(Prompt)
Can you turn the material from the line with "Patent image size: (842, 492)." up to and including the line with "The shaft hub 18 is at (445, 180)." into a Markdown table with two columns, Row and Line, numbering each row and omitting blank lines?

(Entries supplied)
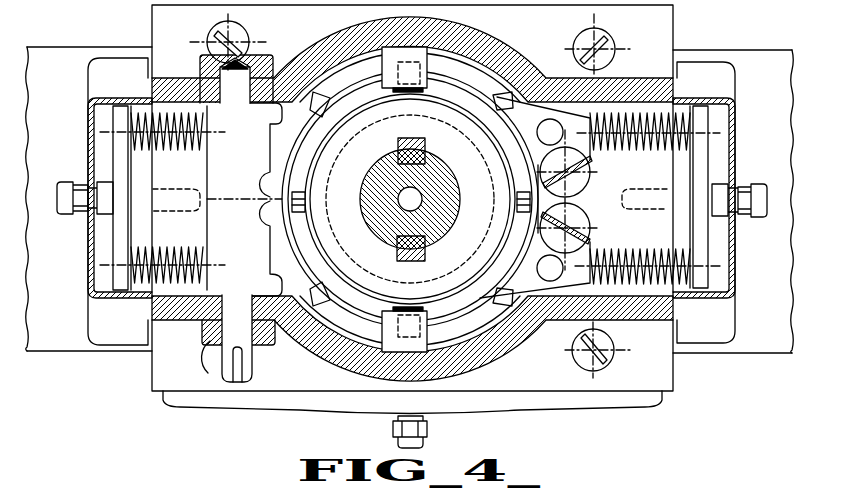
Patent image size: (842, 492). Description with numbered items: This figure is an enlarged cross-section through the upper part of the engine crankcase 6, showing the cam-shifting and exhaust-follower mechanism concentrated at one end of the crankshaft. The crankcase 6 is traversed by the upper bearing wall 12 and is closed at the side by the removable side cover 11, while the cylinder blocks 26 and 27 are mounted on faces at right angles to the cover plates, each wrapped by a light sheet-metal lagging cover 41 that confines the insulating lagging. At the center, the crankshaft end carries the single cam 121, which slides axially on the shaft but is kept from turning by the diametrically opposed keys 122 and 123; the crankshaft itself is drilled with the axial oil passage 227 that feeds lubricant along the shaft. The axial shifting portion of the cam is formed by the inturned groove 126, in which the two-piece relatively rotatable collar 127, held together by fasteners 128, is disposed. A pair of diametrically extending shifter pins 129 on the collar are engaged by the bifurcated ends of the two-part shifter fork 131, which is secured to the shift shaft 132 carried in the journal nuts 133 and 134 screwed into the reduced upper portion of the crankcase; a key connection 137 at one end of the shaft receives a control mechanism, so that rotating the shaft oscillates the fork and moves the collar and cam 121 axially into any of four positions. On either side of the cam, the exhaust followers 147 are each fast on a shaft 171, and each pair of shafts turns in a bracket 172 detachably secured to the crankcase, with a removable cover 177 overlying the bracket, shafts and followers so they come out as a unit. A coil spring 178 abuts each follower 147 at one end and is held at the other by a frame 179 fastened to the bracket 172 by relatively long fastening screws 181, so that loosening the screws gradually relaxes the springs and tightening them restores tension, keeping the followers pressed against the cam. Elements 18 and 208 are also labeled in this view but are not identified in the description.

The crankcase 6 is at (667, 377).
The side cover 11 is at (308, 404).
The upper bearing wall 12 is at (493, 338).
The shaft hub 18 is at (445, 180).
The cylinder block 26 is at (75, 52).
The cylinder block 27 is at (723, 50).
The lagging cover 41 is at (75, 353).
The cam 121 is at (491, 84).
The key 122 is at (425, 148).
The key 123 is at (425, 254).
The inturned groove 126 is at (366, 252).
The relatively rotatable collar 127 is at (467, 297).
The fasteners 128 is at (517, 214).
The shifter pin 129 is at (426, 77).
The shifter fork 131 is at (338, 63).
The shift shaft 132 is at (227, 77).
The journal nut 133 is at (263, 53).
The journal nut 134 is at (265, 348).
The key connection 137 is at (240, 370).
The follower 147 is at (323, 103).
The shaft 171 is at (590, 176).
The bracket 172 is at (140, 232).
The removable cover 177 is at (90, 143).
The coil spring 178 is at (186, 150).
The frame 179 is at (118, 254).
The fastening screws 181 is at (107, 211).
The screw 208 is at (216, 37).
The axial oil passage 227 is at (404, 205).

---

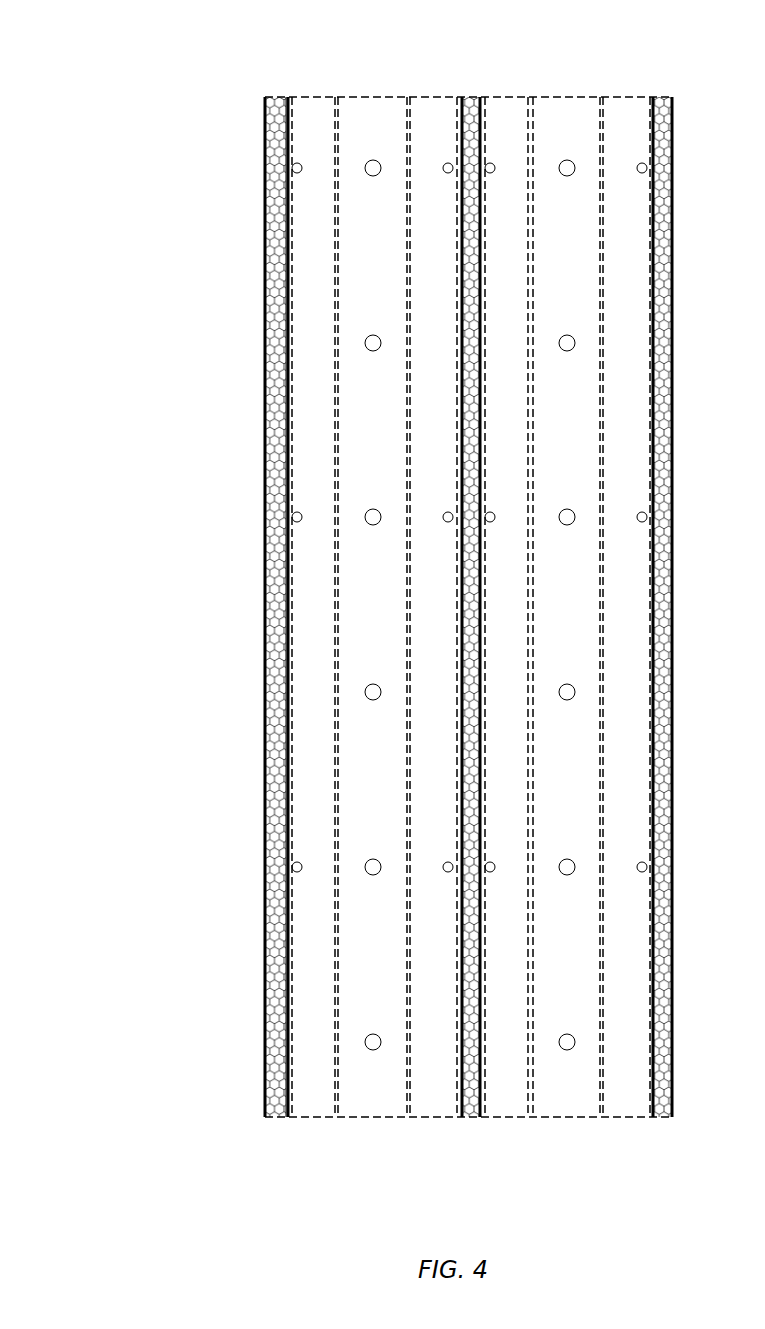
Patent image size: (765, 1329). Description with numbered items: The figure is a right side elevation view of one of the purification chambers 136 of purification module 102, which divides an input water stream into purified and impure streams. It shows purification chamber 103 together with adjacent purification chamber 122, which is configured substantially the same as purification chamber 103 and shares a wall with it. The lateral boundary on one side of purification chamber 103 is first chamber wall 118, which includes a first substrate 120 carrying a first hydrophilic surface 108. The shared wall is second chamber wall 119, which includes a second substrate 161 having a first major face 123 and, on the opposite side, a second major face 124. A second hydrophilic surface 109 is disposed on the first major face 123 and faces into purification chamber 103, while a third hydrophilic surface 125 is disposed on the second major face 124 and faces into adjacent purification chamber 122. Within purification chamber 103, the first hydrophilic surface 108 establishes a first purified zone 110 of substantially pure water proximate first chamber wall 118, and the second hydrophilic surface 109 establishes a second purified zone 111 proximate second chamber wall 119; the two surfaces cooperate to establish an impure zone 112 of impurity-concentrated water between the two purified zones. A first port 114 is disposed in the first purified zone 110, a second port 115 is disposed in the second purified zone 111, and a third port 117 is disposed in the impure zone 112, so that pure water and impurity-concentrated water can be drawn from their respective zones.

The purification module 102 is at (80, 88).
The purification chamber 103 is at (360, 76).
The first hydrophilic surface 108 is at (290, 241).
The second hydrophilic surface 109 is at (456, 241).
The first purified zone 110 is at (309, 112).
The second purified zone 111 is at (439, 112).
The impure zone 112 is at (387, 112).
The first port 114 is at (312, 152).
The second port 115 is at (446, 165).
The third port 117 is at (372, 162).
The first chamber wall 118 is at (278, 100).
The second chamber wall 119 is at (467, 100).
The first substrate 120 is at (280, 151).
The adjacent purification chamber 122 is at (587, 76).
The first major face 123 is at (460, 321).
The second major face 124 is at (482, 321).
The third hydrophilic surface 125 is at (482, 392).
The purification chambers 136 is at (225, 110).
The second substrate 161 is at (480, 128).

(Written solution)
| Row | Line |
|---|---|
| 1 | Patent image size: (842, 492). Description with numbered items: This figure is an enlarged cross-section through the upper part of the engine crankcase 6, showing the cam-shifting and exhaust-follower mechanism concentrated at one end of the crankshaft. The crankcase 6 is traversed by the upper bearing wall 12 and is closed at the side by the removable side cover 11, while the cylinder blocks 26 and 27 are mounted on faces at right angles to the cover plates, each wrapped by a light sheet-metal lagging cover 41 that confines the insulating lagging. At the center, the crankshaft end carries the single cam 121, which slides axially on the shaft but is kept from turning by the diametrically opposed keys 122 and 123; the crankshaft itself is drilled with the axial oil passage 227 that feeds lubricant along the shaft. The axial shifting portion of the cam is formed by the inturned groove 126, in which the two-piece relatively rotatable collar 127, held together by fasteners 128, is disposed. A pair of diametrically extending shifter pins 129 on the collar are engaged by the bifurcated ends of the two-part shifter fork 131, which is secured to the shift shaft 132 carried in the journal nuts 133 and 134 screwed into the reduced upper portion of the crankcase; a key connection 137 at one end of the shaft receives a control mechanism, so that rotating the shaft oscillates the fork and moves the collar and cam 121 axially into any of four positions. On either side of the cam, the exhaust followers 147 are each fast on a shaft 171, and each pair of shafts turns in a bracket 172 detachably secured to the crankcase, with a removable cover 177 overlying the bracket, shafts and followers so they come out as a unit. A coil spring 178 abuts each follower 147 at one end and is held at the other by a frame 179 fastened to the bracket 172 by relatively long fastening screws 181, so that loosening the screws gradually relaxes the springs and tightening them restores tension, keeping the followers pressed against the cam. Elements 18 and 208 are also labeled in this view but are not identified in the description. |
| 2 | The crankcase 6 is at (667, 377). |
| 3 | The side cover 11 is at (308, 404). |
| 4 | The upper bearing wall 12 is at (493, 338). |
| 5 | The shaft hub 18 is at (445, 180). |